> [What to work on] Without omitting anything, return the records precisely as given.

Recorded data
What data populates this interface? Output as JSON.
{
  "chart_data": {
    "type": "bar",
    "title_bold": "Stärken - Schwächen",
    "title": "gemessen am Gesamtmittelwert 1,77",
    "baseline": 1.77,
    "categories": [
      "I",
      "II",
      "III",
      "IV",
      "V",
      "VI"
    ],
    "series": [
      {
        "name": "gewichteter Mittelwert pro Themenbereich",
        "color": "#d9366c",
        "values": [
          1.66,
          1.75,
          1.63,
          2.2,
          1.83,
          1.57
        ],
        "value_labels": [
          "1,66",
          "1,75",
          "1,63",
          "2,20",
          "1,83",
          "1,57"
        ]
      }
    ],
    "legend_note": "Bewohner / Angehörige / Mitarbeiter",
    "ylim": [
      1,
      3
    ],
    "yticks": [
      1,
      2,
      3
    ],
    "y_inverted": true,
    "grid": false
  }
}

> [Output of the task]
What data populates this interface? Output as JSON.
{
  "chart_data": {
    "type": "bar",
    "title_bold": "Stärken - Schwächen",
    "title": "gemessen am Gesamtmittelwert 1,77",
    "baseline": 1.77,
    "categories": [
      "I",
      "II",
      "III",
      "IV",
      "V",
      "VI"
    ],
    "series": [
      {
        "name": "gewichteter Mittelwert pro Themenbereich",
        "color": "#d9366c",
        "values": [
          1.66,
          1.75,
          1.63,
          2.2,
          1.83,
          1.57
        ],
        "value_labels": [
          "1,66",
          "1,75",
          "1,63",
          "2,20",
          "1,83",
          "1,57"
        ]
      }
    ],
    "legend_note": "Bewohner / Angehörige / Mitarbeiter",
    "ylim": [
      1,
      3
    ],
    "yticks": [
      1,
      2,
      3
    ],
    "y_inverted": true,
    "grid": false
  }
}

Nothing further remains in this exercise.